--- start WORKING DATA ---

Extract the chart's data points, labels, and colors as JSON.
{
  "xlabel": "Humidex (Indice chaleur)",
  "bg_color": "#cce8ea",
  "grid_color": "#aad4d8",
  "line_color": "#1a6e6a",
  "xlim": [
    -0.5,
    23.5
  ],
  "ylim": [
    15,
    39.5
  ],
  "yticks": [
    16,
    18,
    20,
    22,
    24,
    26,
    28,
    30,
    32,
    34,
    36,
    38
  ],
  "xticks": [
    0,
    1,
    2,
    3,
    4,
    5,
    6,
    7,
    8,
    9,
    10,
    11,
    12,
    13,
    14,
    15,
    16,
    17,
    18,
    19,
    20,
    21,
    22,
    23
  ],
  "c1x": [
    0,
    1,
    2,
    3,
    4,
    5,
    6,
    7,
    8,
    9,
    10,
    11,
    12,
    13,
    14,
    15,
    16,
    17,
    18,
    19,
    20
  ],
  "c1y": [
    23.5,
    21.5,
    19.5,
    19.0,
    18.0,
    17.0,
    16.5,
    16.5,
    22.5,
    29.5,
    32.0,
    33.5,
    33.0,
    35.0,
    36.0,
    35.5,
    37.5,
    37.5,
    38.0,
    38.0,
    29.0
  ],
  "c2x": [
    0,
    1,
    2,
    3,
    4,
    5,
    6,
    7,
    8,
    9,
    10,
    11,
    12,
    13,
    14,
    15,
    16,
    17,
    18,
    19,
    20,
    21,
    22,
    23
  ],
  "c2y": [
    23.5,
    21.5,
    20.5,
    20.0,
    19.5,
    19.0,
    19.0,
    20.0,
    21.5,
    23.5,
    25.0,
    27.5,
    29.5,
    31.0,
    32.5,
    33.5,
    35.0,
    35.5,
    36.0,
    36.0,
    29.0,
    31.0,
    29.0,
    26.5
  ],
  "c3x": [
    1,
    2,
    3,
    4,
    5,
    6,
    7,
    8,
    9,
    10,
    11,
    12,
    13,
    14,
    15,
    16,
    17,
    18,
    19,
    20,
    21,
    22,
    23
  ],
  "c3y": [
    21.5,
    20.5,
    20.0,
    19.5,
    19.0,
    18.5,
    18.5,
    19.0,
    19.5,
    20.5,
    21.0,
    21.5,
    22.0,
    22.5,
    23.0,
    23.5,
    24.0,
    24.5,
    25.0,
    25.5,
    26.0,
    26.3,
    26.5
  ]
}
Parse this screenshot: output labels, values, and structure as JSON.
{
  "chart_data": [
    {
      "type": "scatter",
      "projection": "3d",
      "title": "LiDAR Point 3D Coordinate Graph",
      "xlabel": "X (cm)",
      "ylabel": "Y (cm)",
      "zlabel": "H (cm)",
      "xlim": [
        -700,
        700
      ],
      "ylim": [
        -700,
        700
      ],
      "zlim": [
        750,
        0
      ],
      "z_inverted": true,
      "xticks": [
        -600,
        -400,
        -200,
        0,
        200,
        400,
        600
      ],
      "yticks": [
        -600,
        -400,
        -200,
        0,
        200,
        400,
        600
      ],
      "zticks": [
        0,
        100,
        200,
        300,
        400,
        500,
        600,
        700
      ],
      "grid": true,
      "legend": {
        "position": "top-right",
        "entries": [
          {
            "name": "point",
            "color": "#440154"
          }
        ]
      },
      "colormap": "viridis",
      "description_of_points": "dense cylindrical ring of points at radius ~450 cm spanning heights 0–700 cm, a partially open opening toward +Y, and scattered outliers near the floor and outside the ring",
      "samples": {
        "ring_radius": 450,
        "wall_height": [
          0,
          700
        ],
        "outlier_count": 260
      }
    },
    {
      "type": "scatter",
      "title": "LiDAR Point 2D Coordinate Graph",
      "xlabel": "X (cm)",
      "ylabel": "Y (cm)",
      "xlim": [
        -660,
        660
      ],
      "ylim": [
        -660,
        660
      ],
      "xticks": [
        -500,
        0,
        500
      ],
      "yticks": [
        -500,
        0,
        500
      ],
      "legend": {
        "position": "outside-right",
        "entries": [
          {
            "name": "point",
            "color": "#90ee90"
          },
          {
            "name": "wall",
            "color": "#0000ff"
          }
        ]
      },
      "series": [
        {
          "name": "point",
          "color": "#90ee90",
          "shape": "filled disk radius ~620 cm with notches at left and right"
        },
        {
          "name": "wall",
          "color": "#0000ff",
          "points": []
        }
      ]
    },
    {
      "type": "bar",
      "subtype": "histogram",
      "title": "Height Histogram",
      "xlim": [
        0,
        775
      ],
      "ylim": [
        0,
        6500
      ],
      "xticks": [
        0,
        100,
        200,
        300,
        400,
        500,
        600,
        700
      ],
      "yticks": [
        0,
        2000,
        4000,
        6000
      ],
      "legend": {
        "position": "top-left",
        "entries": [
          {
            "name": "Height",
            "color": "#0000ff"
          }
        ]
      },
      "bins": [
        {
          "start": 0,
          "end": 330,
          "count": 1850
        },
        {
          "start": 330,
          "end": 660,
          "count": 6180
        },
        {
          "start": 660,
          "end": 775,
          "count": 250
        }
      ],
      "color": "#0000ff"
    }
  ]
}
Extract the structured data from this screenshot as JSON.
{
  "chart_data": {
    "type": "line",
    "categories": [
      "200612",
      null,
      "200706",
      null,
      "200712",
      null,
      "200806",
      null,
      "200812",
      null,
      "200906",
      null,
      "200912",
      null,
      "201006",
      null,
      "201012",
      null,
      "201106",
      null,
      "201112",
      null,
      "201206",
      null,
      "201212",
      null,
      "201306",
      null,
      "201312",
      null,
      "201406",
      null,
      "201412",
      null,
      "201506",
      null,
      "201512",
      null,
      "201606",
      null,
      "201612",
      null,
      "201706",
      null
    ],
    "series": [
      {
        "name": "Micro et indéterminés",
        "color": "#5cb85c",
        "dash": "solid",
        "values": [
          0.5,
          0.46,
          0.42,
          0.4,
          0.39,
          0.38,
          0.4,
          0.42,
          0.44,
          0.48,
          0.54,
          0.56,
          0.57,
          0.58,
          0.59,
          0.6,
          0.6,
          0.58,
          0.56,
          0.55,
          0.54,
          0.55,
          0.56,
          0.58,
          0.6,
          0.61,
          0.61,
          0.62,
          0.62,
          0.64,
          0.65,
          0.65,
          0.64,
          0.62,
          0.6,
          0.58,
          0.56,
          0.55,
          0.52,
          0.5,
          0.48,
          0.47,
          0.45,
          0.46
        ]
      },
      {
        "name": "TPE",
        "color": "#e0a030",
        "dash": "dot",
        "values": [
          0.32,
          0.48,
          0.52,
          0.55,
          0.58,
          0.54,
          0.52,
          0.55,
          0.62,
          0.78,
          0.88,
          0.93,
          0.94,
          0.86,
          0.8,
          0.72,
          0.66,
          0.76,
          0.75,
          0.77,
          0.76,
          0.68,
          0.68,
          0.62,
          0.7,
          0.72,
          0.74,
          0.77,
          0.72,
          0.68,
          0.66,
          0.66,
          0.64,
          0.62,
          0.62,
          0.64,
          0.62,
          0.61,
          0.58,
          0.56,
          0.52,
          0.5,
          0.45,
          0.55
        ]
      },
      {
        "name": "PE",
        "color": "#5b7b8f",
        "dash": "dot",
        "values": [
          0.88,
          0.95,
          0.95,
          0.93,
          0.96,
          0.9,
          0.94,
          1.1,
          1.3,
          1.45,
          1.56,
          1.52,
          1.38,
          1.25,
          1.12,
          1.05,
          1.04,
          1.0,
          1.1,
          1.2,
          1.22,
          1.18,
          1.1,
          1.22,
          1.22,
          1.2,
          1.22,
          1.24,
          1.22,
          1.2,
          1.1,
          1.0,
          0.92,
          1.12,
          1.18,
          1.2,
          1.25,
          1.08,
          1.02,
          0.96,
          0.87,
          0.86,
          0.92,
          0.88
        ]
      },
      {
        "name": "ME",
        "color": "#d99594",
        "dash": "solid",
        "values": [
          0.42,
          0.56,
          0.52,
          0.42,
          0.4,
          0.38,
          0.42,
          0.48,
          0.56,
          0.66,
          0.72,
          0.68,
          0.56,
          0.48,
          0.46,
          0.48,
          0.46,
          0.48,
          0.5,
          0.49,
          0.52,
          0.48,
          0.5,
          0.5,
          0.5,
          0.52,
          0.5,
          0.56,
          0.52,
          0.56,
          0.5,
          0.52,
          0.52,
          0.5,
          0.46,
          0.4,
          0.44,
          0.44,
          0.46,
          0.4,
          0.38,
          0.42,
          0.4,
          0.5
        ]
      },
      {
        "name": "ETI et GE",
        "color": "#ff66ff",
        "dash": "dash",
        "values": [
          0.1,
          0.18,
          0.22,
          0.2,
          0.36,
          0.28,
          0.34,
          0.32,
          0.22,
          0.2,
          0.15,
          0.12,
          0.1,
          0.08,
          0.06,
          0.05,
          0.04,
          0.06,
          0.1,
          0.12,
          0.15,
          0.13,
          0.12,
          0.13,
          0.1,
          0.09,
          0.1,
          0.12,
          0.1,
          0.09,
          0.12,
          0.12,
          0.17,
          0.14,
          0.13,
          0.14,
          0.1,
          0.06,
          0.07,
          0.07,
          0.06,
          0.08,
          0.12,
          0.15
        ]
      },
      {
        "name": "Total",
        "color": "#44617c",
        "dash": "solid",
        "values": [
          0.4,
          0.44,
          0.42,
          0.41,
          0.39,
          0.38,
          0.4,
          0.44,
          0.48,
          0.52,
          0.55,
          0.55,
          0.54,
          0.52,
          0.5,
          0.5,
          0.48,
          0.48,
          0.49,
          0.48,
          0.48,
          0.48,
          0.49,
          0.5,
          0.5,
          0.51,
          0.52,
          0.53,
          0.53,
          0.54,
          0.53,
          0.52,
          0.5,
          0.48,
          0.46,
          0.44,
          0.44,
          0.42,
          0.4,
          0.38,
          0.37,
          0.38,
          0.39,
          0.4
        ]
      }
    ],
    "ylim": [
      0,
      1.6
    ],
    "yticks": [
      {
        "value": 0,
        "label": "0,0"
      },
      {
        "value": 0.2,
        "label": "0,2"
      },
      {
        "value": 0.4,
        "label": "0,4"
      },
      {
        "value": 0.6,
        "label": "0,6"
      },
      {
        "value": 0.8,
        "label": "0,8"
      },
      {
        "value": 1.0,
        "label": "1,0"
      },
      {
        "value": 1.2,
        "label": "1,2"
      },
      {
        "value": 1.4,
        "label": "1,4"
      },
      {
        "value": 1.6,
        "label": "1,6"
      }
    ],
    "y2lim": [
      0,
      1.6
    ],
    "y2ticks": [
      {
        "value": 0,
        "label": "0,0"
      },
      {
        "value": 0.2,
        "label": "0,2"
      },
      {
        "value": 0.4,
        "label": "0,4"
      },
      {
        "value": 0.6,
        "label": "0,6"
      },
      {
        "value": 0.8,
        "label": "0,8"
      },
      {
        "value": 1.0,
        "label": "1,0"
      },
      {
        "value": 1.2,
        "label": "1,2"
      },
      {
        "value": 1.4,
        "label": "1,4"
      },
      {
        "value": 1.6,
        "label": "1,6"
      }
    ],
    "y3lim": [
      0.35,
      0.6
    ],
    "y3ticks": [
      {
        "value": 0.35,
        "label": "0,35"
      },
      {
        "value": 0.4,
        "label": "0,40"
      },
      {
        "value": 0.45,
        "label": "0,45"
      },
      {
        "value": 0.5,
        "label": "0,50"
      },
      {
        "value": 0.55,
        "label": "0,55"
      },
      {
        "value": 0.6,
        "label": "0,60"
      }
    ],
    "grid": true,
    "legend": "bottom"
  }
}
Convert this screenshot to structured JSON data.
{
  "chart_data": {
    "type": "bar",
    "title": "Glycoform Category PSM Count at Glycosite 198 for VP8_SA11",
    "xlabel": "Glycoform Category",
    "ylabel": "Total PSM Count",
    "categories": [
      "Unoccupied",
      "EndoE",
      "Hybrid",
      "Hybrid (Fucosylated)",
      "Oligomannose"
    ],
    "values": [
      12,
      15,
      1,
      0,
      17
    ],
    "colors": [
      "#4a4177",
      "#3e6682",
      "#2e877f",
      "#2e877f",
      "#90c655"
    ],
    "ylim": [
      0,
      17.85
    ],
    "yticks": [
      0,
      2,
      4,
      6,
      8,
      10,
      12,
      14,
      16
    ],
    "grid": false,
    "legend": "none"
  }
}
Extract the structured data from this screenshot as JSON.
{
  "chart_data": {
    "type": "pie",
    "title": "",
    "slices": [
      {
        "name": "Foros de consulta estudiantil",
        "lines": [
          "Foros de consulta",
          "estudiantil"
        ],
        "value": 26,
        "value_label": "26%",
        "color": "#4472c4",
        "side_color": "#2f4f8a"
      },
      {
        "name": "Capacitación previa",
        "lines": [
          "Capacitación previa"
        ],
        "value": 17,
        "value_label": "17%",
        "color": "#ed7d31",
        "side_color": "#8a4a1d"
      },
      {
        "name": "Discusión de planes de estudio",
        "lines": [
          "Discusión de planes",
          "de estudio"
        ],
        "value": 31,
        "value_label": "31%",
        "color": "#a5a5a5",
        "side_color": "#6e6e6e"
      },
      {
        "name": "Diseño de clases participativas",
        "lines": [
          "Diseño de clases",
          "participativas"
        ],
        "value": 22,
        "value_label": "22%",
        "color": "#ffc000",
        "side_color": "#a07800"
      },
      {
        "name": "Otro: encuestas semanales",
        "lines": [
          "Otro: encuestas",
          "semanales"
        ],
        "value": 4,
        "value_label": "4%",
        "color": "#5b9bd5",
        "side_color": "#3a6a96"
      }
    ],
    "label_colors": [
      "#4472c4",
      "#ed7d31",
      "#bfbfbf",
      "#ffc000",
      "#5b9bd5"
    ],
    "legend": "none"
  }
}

--- end WORKING DATA ---

» **DO THIS**
Find the word "estudiantil" in the records and pull out each line that has it.

» **TASK RESULT**
        "name": "Foros de consulta estudiantil",
          "estudiantil"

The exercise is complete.